Spatial annotation entries
·····
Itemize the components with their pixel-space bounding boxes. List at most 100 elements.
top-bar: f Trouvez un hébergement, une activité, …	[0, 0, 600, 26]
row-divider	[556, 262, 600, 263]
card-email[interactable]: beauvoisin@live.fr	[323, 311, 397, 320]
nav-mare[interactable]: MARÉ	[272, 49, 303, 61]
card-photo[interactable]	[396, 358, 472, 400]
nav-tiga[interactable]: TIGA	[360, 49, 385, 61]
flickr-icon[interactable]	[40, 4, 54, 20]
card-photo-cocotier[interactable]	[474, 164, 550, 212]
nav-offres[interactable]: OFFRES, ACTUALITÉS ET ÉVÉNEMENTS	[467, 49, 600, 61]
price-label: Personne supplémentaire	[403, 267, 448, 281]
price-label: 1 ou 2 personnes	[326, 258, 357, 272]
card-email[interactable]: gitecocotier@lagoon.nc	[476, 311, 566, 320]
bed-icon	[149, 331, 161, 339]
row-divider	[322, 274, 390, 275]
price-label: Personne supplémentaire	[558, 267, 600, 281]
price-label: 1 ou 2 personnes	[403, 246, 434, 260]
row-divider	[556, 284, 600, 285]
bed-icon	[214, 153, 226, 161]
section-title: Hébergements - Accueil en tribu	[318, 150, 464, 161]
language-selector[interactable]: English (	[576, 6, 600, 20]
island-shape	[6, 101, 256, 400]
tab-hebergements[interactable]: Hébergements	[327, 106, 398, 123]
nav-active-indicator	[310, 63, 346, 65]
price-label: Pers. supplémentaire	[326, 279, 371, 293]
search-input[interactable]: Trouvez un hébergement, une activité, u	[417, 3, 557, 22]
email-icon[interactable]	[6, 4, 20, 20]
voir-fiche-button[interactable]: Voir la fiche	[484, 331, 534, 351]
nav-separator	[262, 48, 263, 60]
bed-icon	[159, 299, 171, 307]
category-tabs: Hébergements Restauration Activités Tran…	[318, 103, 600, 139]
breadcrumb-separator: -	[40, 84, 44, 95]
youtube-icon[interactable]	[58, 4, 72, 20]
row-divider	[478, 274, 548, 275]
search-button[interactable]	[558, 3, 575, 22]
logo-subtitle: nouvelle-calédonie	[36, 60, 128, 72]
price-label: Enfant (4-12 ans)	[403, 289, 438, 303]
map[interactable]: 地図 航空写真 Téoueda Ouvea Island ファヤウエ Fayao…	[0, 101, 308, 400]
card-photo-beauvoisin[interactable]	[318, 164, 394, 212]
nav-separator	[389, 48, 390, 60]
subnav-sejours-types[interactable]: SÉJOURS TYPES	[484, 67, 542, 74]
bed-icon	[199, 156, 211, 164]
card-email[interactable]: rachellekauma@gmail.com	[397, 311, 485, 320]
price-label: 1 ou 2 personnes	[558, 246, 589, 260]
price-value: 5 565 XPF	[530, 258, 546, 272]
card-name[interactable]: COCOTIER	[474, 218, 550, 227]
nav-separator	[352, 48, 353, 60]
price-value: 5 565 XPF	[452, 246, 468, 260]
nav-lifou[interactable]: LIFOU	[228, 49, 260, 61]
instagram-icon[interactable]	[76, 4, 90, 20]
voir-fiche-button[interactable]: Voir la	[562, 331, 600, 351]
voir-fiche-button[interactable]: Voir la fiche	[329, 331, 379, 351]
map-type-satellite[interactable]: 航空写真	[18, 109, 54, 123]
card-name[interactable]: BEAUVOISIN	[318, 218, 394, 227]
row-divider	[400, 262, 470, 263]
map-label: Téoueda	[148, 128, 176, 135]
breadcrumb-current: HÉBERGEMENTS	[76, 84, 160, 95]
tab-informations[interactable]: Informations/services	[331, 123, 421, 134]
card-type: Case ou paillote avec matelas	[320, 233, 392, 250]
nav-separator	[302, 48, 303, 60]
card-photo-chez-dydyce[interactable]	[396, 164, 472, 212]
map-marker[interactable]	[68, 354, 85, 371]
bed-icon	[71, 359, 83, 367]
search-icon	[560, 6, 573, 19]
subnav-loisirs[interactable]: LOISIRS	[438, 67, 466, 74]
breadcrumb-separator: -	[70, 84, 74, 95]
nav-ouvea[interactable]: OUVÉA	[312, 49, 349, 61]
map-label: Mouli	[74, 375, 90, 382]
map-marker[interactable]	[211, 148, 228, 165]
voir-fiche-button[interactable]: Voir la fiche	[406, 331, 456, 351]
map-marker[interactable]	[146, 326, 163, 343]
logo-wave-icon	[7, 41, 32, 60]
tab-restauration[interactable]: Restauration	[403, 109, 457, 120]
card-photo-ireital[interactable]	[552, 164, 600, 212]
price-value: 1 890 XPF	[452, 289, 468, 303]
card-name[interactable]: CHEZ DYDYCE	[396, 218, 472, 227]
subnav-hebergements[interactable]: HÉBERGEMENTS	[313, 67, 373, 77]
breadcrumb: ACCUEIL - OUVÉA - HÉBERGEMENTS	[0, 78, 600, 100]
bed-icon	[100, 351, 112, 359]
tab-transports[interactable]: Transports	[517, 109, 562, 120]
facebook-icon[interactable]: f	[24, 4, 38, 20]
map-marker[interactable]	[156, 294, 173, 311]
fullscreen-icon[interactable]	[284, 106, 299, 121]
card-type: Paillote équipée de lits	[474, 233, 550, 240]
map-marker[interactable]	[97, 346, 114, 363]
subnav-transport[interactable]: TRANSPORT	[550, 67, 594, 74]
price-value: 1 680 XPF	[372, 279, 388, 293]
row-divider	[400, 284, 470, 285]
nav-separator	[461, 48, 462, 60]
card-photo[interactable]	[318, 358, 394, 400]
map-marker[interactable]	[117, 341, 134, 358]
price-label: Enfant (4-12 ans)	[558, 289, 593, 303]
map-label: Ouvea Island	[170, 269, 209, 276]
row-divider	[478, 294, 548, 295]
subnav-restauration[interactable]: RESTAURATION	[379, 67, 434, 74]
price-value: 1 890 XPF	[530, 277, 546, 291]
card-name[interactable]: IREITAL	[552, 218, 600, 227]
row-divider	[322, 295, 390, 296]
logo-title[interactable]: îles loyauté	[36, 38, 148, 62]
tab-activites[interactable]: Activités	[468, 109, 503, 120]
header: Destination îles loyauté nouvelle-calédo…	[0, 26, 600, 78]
·····
Work to do
Recast all of the data above as a JSON list of strings, one string per line, omitting any blank lines.

Task solution
[
  "Itemize the components with their pixel-space bounding boxes. List at most 100 elements.",
  "top-bar: f Trouvez un hébergement, une activité, …\t[0, 0, 600, 26]",
  "row-divider\t[556, 262, 600, 263]",
  "card-email[interactable]: beauvoisin@live.fr\t[323, 311, 397, 320]",
  "nav-mare[interactable]: MARÉ\t[272, 49, 303, 61]",
  "card-photo[interactable]\t[396, 358, 472, 400]",
  "nav-tiga[interactable]: TIGA\t[360, 49, 385, 61]",
  "flickr-icon[interactable]\t[40, 4, 54, 20]",
  "card-photo-cocotier[interactable]\t[474, 164, 550, 212]",
  "nav-offres[interactable]: OFFRES, ACTUALITÉS ET ÉVÉNEMENTS\t[467, 49, 600, 61]",
  "price-label: Personne supplémentaire\t[403, 267, 448, 281]",
  "price-label: 1 ou 2 personnes\t[326, 258, 357, 272]",
  "card-email[interactable]: gitecocotier@lagoon.nc\t[476, 311, 566, 320]",
  "bed-icon\t[149, 331, 161, 339]",
  "row-divider\t[322, 274, 390, 275]",
  "price-label: Personne supplémentaire\t[558, 267, 600, 281]",
  "price-label: 1 ou 2 personnes\t[403, 246, 434, 260]",
  "row-divider\t[556, 284, 600, 285]",
  "bed-icon\t[214, 153, 226, 161]",
  "section-title: Hébergements - Accueil en tribu\t[318, 150, 464, 161]",
  "language-selector[interactable]: English (\t[576, 6, 600, 20]",
  "island-shape\t[6, 101, 256, 400]",
  "tab-hebergements[interactable]: Hébergements\t[327, 106, 398, 123]",
  "nav-active-indicator\t[310, 63, 346, 65]",
  "price-label: Pers. supplémentaire\t[326, 279, 371, 293]",
  "search-input[interactable]: Trouvez un hébergement, une activité, u\t[417, 3, 557, 22]",
  "email-icon[interactable]\t[6, 4, 20, 20]",
  "voir-fiche-button[interactable]: Voir la fiche\t[484, 331, 534, 351]",
  "nav-separator\t[262, 48, 263, 60]",
  "bed-icon\t[159, 299, 171, 307]",
  "category-tabs: Hébergements Restauration Activités Tran…\t[318, 103, 600, 139]",
  "breadcrumb-separator: -\t[40, 84, 44, 95]",
  "youtube-icon[interactable]\t[58, 4, 72, 20]",
  "row-divider\t[478, 274, 548, 275]",
  "search-button[interactable]\t[558, 3, 575, 22]",
  "logo-subtitle: nouvelle-calédonie\t[36, 60, 128, 72]",
  "price-label: Enfant (4-12 ans)\t[403, 289, 438, 303]",
  "map[interactable]: 地図 航空写真 Téoueda Ouvea Island ファヤウエ Fayao…\t[0, 101, 308, 400]",
  "card-photo-beauvoisin[interactable]\t[318, 164, 394, 212]",
  "nav-separator\t[389, 48, 390, 60]",
  "subnav-sejours-types[interactable]: SÉJOURS TYPES\t[484, 67, 542, 74]",
  "bed-icon\t[199, 156, 211, 164]",
  "card-email[interactable]: rachellekauma@gmail.com\t[397, 311, 485, 320]",
  "price-label: 1 ou 2 personnes\t[558, 246, 589, 260]",
  "price-value: 5 565 XPF\t[530, 258, 546, 272]",
  "card-name[interactable]: COCOTIER\t[474, 218, 550, 227]",
  "nav-separator\t[352, 48, 353, 60]",
  "price-value: 5 565 XPF\t[452, 246, 468, 260]",
  "nav-lifou[interactable]: LIFOU\t[228, 49, 260, 61]",
  "instagram-icon[interactable]\t[76, 4, 90, 20]",
  "voir-fiche-button[interactable]: Voir la\t[562, 331, 600, 351]",
  "voir-fiche-button[interactable]: Voir la fiche\t[329, 331, 379, 351]",
  "map-type-satellite[interactable]: 航空写真\t[18, 109, 54, 123]",
  "card-name[interactable]: BEAUVOISIN\t[318, 218, 394, 227]",
  "row-divider\t[400, 262, 470, 263]",
  "map-label: Téoueda\t[148, 128, 176, 135]",
  "breadcrumb-current: HÉBERGEMENTS\t[76, 84, 160, 95]",
  "tab-informations[interactable]: Informations/services\t[331, 123, 421, 134]",
  "card-type: Case ou paillote avec matelas\t[320, 233, 392, 250]",
  "nav-separator\t[302, 48, 303, 60]",
  "card-photo-chez-dydyce[interactable]\t[396, 164, 472, 212]",
  "map-marker[interactable]\t[68, 354, 85, 371]",
  "bed-icon\t[71, 359, 83, 367]",
  "search-icon\t[560, 6, 573, 19]",
  "subnav-loisirs[interactable]: LOISIRS\t[438, 67, 466, 74]",
  "breadcrumb-separator: -\t[70, 84, 74, 95]",
  "nav-ouvea[interactable]: OUVÉA\t[312, 49, 349, 61]",
  "map-label: Mouli\t[74, 375, 90, 382]",
  "map-marker[interactable]\t[211, 148, 228, 165]",
  "voir-fiche-button[interactable]: Voir la fiche\t[406, 331, 456, 351]",
  "map-marker[interactable]\t[146, 326, 163, 343]",
  "logo-wave-icon\t[7, 41, 32, 60]",
  "tab-restauration[interactable]: Restauration\t[403, 109, 457, 120]",
  "card-photo-ireital[interactable]\t[552, 164, 600, 212]",
  "price-value: 1 890 XPF\t[452, 289, 468, 303]",
  "card-name[interactable]: CHEZ DYDYCE\t[396, 218, 472, 227]",
  "subnav-hebergements[interactable]: HÉBERGEMENTS\t[313, 67, 373, 77]",
  "breadcrumb: ACCUEIL - OUVÉA - HÉBERGEMENTS\t[0, 78, 600, 100]",
  "bed-icon\t[100, 351, 112, 359]",
  "tab-transports[interactable]: Transports\t[517, 109, 562, 120]",
  "facebook-icon[interactable]: f\t[24, 4, 38, 20]",
  "map-marker[interactable]\t[156, 294, 173, 311]",
  "fullscreen-icon[interactable]\t[284, 106, 299, 121]",
  "card-type: Paillote équipée de lits\t[474, 233, 550, 240]",
  "map-marker[interactable]\t[97, 346, 114, 363]",
  "subnav-transport[interactable]: TRANSPORT\t[550, 67, 594, 74]",
  "price-value: 1 680 XPF\t[372, 279, 388, 293]",
  "row-divider\t[400, 284, 470, 285]",
  "nav-separator\t[461, 48, 462, 60]",
  "card-photo[interactable]\t[318, 358, 394, 400]",
  "map-marker[interactable]\t[117, 341, 134, 358]",
  "price-label: Enfant (4-12 ans)\t[558, 289, 593, 303]",
  "map-label: Ouvea Island\t[170, 269, 209, 276]",
  "row-divider\t[478, 294, 548, 295]",
  "subnav-restauration[interactable]: RESTAURATION\t[379, 67, 434, 74]",
  "price-value: 1 890 XPF\t[530, 277, 546, 291]",
  "card-name[interactable]: IREITAL\t[552, 218, 600, 227]",
  "row-divider\t[322, 295, 390, 296]",
  "logo-title[interactable]: îles loyauté\t[36, 38, 148, 62]",
  "tab-activites[interactable]: Activités\t[468, 109, 503, 120]",
  "header: Destination îles loyauté nouvelle-calédo…\t[0, 26, 600, 78]"
]